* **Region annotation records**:

# # # # #

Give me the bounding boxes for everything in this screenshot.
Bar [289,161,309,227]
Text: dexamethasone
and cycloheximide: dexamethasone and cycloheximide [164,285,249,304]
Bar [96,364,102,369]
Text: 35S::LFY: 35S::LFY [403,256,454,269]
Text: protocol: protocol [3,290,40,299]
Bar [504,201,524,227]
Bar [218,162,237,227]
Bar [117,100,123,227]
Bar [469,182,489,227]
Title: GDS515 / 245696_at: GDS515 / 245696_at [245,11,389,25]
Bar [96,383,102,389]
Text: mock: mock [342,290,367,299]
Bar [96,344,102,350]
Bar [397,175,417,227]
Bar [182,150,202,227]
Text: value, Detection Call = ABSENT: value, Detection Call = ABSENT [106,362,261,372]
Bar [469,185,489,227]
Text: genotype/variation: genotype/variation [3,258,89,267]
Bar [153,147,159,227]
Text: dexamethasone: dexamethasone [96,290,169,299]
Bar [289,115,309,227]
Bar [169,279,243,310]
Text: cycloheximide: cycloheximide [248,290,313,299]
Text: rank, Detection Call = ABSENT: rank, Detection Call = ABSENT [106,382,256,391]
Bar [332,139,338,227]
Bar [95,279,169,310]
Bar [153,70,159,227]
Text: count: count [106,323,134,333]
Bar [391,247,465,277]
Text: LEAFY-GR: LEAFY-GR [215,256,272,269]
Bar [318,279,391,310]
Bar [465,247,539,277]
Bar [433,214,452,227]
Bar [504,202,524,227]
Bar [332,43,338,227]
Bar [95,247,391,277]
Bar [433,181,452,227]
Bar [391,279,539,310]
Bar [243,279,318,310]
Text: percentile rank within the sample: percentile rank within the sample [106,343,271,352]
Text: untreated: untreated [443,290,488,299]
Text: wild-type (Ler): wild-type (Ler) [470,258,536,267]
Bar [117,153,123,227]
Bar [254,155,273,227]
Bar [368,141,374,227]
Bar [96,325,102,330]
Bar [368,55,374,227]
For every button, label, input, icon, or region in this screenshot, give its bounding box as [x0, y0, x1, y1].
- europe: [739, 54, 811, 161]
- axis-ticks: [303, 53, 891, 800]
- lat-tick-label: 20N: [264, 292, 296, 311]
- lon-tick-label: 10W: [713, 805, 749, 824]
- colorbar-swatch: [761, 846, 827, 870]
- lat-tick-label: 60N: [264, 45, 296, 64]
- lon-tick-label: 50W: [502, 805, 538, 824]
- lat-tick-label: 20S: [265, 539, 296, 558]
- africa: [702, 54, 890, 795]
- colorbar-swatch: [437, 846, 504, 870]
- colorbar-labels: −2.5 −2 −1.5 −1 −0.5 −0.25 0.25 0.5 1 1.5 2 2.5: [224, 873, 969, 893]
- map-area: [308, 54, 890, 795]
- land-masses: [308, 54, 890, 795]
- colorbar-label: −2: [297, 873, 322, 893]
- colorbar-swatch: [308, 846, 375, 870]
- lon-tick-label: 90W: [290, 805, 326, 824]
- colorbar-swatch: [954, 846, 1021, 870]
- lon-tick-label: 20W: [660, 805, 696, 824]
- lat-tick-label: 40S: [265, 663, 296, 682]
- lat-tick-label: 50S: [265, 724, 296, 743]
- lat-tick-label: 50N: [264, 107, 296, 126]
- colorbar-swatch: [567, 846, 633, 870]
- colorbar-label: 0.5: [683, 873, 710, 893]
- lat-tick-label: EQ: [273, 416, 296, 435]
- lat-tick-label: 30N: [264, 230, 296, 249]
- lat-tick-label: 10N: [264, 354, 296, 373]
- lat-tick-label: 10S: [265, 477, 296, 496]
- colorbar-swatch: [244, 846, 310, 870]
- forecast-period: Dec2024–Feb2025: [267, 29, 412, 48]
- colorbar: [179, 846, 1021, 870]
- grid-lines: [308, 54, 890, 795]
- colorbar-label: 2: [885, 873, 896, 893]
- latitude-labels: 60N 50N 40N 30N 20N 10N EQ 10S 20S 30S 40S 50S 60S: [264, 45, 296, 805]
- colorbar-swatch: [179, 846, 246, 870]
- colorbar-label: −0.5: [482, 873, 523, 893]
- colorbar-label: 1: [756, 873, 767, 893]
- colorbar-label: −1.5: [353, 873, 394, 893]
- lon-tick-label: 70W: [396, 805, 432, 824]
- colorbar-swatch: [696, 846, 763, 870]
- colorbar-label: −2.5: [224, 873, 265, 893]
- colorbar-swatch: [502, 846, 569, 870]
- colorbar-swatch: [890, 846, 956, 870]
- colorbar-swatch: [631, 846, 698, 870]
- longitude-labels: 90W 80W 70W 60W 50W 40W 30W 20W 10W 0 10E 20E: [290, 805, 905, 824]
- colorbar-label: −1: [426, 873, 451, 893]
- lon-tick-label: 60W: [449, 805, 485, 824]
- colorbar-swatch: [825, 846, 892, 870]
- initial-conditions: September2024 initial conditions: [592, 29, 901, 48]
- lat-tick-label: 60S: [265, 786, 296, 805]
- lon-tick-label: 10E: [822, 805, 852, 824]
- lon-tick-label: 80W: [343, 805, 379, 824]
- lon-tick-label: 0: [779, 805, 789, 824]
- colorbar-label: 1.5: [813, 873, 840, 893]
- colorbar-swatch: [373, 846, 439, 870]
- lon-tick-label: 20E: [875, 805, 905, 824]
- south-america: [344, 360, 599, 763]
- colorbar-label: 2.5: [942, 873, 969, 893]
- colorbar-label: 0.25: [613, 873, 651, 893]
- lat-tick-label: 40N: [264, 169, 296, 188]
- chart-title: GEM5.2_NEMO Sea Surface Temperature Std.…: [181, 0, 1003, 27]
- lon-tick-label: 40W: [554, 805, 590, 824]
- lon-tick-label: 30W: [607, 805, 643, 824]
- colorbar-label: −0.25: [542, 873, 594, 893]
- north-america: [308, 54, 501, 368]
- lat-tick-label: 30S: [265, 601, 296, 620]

# # # # #

* **Set task**:
Rewrite every line of the data above as one numbered list, leaving out any blank lines.

* **Response to the task**:
1. Give me the bounding boxes for everything in this screenshot.
2. Bar [289,161,309,227]
3. Text: dexamethasone
4. and cycloheximide: dexamethasone and cycloheximide [164,285,249,304]
5. Bar [96,364,102,369]
6. Text: 35S::LFY: 35S::LFY [403,256,454,269]
7. Text: protocol: protocol [3,290,40,299]
8. Bar [504,201,524,227]
9. Bar [218,162,237,227]
10. Bar [117,100,123,227]
11. Bar [469,182,489,227]
12. Title: GDS515 / 245696_at: GDS515 / 245696_at [245,11,389,25]
13. Bar [96,383,102,389]
14. Text: mock: mock [342,290,367,299]
15. Bar [96,344,102,350]
16. Bar [397,175,417,227]
17. Bar [182,150,202,227]
18. Text: value, Detection Call = ABSENT: value, Detection Call = ABSENT [106,362,261,372]
19. Bar [469,185,489,227]
20. Text: genotype/variation: genotype/variation [3,258,89,267]
21. Bar [153,147,159,227]
22. Text: dexamethasone: dexamethasone [96,290,169,299]
23. Bar [289,115,309,227]
24. Bar [169,279,243,310]
25. Text: cycloheximide: cycloheximide [248,290,313,299]
26. Text: rank, Detection Call = ABSENT: rank, Detection Call = ABSENT [106,382,256,391]
27. Bar [332,139,338,227]
28. Bar [95,279,169,310]
29. Bar [153,70,159,227]
30. Text: count: count [106,323,134,333]
31. Bar [391,247,465,277]
32. Text: LEAFY-GR: LEAFY-GR [215,256,272,269]
33. Bar [318,279,391,310]
34. Bar [465,247,539,277]
35. Bar [433,214,452,227]
36. Bar [504,202,524,227]
37. Bar [332,43,338,227]
38. Bar [95,247,391,277]
39. Bar [433,181,452,227]
40. Bar [391,279,539,310]
41. Bar [243,279,318,310]
42. Text: percentile rank within the sample: percentile rank within the sample [106,343,271,352]
43. Text: untreated: untreated [443,290,488,299]
44. Text: wild-type (Ler): wild-type (Ler) [470,258,536,267]
45. Bar [117,153,123,227]
46. Bar [254,155,273,227]
47. Bar [368,141,374,227]
48. Bar [96,325,102,330]
49. Bar [368,55,374,227]
50. For every button, label, input, icon, or region in this screenshot, give its bounding box as [x0, y0, x1, y1].
51. - europe: [739, 54, 811, 161]
52. - axis-ticks: [303, 53, 891, 800]
53. - lat-tick-label: 20N: [264, 292, 296, 311]
54. - lon-tick-label: 10W: [713, 805, 749, 824]
55. - colorbar-swatch: [761, 846, 827, 870]
56. - lat-tick-label: 60N: [264, 45, 296, 64]
57. - lon-tick-label: 50W: [502, 805, 538, 824]
58. - lat-tick-label: 20S: [265, 539, 296, 558]
59. - africa: [702, 54, 890, 795]
60. - colorbar-swatch: [437, 846, 504, 870]
61. - colorbar-labels: −2.5 −2 −1.5 −1 −0.5 −0.25 0.25 0.5 1 1.5 2 2.5: [224, 873, 969, 893]
62. - map-area: [308, 54, 890, 795]
63. - land-masses: [308, 54, 890, 795]
64. - colorbar-label: −2: [297, 873, 322, 893]
65. - colorbar-swatch: [308, 846, 375, 870]
66. - lon-tick-label: 90W: [290, 805, 326, 824]
67. - colorbar-swatch: [954, 846, 1021, 870]
68. - lon-tick-label: 20W: [660, 805, 696, 824]
69. - lat-tick-label: 40S: [265, 663, 296, 682]
70. - lat-tick-label: 50S: [265, 724, 296, 743]
71. - lat-tick-label: 50N: [264, 107, 296, 126]
72. - colorbar-swatch: [567, 846, 633, 870]
73. - colorbar-label: 0.5: [683, 873, 710, 893]
74. - lat-tick-label: EQ: [273, 416, 296, 435]
75. - lat-tick-label: 30N: [264, 230, 296, 249]
76. - lat-tick-label: 10N: [264, 354, 296, 373]
77. - lat-tick-label: 10S: [265, 477, 296, 496]
78. - colorbar-swatch: [244, 846, 310, 870]
79. - forecast-period: Dec2024–Feb2025: [267, 29, 412, 48]
80. - colorbar: [179, 846, 1021, 870]
81. - grid-lines: [308, 54, 890, 795]
82. - colorbar-label: 2: [885, 873, 896, 893]
83. - latitude-labels: 60N 50N 40N 30N 20N 10N EQ 10S 20S 30S 40S 50S 60S: [264, 45, 296, 805]
84. - colorbar-swatch: [179, 846, 246, 870]
85. - colorbar-label: −0.5: [482, 873, 523, 893]
86. - colorbar-label: 1: [756, 873, 767, 893]
87. - colorbar-label: −1.5: [353, 873, 394, 893]
88. - lon-tick-label: 70W: [396, 805, 432, 824]
89. - colorbar-swatch: [696, 846, 763, 870]
90. - colorbar-label: −2.5: [224, 873, 265, 893]
91. - colorbar-swatch: [502, 846, 569, 870]
92. - colorbar-swatch: [890, 846, 956, 870]
93. - colorbar-swatch: [631, 846, 698, 870]
94. - longitude-labels: 90W 80W 70W 60W 50W 40W 30W 20W 10W 0 10E 20E: [290, 805, 905, 824]
95. - colorbar-label: −1: [426, 873, 451, 893]
96. - lon-tick-label: 60W: [449, 805, 485, 824]
97. - colorbar-swatch: [825, 846, 892, 870]
98. - initial-conditions: September2024 initial conditions: [592, 29, 901, 48]
99. - lat-tick-label: 60S: [265, 786, 296, 805]
100. - lon-tick-label: 10E: [822, 805, 852, 824]
101. - lon-tick-label: 80W: [343, 805, 379, 824]
102. - lon-tick-label: 0: [779, 805, 789, 824]
103. - colorbar-label: 1.5: [813, 873, 840, 893]
104. - colorbar-swatch: [373, 846, 439, 870]
105. - lon-tick-label: 20E: [875, 805, 905, 824]
106. - south-america: [344, 360, 599, 763]
107. - colorbar-label: 2.5: [942, 873, 969, 893]
108. - colorbar-label: 0.25: [613, 873, 651, 893]
109. - lat-tick-label: 40N: [264, 169, 296, 188]
110. - chart-title: GEM5.2_NEMO Sea Surface Temperature Std.…: [181, 0, 1003, 27]
111. - lon-tick-label: 40W: [554, 805, 590, 824]
112. - lon-tick-label: 30W: [607, 805, 643, 824]
113. - colorbar-label: −0.25: [542, 873, 594, 893]
114. - north-america: [308, 54, 501, 368]
115. - lat-tick-label: 30S: [265, 601, 296, 620]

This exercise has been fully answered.